Scan the records for the word "structured". Copy each line that includes it.

─── ENTRIES PROVIDED ───

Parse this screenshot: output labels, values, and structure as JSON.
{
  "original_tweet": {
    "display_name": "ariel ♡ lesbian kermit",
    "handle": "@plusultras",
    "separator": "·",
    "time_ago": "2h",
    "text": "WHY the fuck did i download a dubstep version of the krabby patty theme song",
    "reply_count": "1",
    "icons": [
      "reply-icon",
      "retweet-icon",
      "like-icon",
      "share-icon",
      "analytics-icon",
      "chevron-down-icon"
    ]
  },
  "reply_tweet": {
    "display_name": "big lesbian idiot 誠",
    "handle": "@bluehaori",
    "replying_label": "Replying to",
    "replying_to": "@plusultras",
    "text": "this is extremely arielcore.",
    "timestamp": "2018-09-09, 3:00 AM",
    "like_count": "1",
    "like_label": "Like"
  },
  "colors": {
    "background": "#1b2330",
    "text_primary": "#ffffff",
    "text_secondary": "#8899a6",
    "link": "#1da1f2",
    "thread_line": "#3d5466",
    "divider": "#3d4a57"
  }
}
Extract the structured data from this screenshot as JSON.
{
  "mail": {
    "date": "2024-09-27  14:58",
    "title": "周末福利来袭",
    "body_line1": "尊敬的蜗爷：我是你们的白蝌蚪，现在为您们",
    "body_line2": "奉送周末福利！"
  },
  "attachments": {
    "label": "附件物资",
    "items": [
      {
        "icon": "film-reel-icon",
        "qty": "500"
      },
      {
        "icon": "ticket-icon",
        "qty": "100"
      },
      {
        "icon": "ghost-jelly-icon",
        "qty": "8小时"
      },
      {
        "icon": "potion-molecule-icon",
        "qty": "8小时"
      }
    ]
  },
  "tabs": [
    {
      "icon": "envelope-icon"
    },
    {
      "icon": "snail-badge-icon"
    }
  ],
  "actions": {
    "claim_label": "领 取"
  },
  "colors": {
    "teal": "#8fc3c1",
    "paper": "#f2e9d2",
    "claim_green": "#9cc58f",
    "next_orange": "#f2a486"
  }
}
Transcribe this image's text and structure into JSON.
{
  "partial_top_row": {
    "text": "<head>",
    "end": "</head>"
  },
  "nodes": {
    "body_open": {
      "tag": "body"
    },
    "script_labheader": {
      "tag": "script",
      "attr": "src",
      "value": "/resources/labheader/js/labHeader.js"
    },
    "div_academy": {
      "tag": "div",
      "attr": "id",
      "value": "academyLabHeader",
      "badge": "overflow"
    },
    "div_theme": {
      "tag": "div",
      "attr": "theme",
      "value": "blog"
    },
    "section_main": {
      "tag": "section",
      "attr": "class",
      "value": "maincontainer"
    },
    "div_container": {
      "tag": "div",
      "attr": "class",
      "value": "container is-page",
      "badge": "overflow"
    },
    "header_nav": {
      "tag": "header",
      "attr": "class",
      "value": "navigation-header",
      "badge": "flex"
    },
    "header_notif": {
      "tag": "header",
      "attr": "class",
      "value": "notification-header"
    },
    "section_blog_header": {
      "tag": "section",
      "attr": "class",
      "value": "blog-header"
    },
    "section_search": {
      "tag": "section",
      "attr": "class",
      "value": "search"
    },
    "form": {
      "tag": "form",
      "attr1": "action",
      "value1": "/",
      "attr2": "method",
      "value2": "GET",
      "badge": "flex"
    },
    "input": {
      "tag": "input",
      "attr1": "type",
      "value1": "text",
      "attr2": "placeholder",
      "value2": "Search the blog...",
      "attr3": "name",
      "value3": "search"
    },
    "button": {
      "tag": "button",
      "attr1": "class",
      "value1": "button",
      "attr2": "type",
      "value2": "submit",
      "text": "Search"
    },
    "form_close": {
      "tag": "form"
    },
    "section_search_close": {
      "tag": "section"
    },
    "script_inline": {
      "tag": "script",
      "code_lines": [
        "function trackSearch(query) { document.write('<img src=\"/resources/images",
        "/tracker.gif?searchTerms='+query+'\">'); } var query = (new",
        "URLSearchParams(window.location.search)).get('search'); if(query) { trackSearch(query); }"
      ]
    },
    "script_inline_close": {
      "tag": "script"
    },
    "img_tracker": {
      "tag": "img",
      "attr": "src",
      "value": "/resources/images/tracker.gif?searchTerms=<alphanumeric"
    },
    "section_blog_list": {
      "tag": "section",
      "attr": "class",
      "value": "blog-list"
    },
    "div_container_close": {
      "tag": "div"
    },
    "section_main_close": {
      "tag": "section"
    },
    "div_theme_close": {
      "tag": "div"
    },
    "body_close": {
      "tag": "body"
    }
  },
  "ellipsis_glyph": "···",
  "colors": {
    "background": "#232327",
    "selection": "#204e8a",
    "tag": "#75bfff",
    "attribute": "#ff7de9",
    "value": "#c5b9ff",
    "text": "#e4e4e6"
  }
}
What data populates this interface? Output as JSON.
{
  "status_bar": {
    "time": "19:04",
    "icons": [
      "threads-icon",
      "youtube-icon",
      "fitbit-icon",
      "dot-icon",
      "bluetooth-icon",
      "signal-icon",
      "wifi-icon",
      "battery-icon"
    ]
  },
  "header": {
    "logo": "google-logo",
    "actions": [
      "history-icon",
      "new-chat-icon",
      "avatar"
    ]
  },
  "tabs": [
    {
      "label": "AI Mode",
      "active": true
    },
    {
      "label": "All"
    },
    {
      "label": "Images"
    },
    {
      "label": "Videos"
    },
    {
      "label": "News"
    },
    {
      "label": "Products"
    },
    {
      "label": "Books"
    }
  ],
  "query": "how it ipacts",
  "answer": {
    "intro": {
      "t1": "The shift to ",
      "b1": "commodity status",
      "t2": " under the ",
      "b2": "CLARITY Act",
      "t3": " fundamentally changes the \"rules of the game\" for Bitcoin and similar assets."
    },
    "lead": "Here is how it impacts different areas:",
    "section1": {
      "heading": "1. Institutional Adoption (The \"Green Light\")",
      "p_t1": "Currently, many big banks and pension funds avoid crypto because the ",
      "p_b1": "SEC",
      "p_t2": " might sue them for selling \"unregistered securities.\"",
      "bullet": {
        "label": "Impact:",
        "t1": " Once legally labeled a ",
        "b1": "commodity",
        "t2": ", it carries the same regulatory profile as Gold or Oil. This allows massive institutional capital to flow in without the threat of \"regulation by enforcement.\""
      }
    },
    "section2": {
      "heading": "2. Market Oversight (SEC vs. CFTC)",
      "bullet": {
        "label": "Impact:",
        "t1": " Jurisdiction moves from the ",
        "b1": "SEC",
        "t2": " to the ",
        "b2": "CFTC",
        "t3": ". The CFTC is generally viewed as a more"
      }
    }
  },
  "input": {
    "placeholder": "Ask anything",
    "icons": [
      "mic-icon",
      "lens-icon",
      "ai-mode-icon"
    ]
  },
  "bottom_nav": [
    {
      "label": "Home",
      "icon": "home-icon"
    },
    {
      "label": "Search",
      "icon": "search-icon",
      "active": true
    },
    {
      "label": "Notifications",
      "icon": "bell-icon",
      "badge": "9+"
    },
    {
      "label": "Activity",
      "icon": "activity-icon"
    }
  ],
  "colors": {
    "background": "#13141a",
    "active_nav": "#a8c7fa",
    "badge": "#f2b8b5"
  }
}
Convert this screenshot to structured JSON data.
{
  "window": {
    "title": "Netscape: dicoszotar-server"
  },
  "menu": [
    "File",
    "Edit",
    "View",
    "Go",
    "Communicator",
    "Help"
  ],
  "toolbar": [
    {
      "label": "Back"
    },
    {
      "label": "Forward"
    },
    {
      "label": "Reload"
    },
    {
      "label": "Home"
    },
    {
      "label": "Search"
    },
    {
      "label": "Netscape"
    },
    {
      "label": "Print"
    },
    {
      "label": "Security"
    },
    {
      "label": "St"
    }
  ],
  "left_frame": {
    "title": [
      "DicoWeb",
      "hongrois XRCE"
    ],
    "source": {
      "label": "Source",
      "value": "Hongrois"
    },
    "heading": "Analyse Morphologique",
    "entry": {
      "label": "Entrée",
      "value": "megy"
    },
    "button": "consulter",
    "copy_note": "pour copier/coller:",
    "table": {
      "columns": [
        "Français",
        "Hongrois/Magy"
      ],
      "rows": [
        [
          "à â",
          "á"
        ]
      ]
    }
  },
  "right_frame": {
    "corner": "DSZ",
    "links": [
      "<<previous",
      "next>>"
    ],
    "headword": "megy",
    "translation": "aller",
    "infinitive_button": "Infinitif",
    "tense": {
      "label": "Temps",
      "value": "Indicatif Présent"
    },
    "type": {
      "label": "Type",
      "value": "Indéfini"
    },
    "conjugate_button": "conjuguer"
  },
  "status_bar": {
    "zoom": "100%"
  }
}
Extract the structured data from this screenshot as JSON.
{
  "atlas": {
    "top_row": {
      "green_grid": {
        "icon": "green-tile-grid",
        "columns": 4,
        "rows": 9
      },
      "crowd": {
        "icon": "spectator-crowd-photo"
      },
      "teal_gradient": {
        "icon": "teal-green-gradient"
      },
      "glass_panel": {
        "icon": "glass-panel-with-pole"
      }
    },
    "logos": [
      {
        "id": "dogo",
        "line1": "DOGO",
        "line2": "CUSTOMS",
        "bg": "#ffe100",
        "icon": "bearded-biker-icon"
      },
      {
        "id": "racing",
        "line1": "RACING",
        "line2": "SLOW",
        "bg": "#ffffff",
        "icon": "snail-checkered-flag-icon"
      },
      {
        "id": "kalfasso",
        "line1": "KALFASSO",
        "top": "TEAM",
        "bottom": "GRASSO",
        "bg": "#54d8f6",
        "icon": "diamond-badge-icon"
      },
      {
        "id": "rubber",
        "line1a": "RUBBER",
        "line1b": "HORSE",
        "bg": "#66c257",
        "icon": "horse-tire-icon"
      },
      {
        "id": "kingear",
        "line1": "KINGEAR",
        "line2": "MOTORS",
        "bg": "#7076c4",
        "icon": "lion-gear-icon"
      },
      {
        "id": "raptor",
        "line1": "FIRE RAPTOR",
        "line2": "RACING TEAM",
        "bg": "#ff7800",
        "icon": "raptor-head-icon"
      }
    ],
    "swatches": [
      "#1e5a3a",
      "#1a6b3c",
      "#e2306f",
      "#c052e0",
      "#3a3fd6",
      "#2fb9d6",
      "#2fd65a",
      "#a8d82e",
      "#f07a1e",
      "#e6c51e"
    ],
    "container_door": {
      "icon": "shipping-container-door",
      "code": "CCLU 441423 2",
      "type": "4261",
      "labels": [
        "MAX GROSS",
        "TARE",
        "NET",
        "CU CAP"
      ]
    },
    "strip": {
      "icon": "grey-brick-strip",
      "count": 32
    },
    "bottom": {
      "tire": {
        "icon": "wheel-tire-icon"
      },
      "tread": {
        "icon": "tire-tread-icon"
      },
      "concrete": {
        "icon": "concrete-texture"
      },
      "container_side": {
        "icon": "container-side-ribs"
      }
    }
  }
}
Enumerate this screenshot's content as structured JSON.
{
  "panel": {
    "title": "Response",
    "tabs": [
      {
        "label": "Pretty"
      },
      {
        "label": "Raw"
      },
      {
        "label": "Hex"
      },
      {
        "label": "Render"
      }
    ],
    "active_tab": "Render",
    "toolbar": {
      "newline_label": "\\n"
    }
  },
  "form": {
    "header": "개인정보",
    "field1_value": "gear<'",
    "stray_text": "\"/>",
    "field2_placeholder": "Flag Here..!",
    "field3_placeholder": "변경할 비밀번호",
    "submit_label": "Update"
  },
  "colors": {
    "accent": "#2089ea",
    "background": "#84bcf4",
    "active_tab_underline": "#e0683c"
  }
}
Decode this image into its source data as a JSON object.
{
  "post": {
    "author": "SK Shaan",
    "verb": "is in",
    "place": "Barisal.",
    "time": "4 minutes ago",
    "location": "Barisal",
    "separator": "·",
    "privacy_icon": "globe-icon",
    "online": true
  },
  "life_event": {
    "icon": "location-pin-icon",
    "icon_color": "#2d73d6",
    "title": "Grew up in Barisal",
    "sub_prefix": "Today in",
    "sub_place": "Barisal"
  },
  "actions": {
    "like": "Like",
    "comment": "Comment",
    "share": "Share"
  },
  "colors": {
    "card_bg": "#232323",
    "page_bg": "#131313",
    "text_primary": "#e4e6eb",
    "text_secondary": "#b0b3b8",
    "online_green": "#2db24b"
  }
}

───

● EXERCISE RESPONSE:
Extract the structured data from this screenshot as JSON.
Convert this screenshot to structured JSON data.
Extract the structured data from this screenshot as JSON.
Enumerate this screenshot's content as structured JSON.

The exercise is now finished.